# BRIEF:
Without the pictures, repeat the listing character for character.

# RAW RECORDS:

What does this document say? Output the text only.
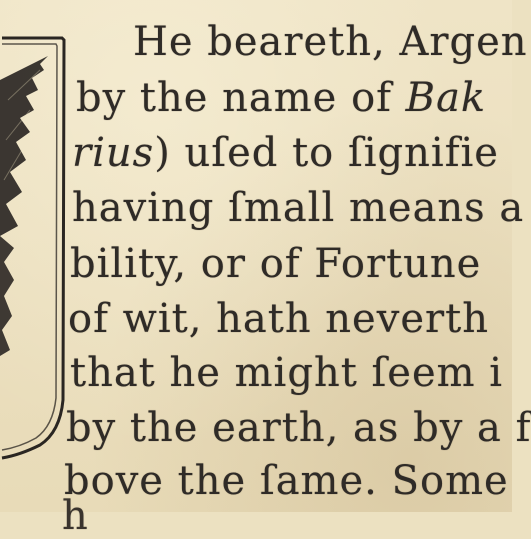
He beareth, Argen
by the name of Bak
rius) uſed to ſignifie
having ſmall means a
bility, or of Fortune
of wit, hath neverth
that he might ſeem i
by the earth, as by a f
bove the ſame. Some
h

# CORRECT RESPONSE:
What does this document say? Output the text only.
He beareth, Argen
by the name of Bak
rius) uſed to ſignifie
having ſmall means a
bility, or of Fortune
of wit, hath neverth
that he might ſeem i
by the earth, as by a f
bove the ſame. Some
h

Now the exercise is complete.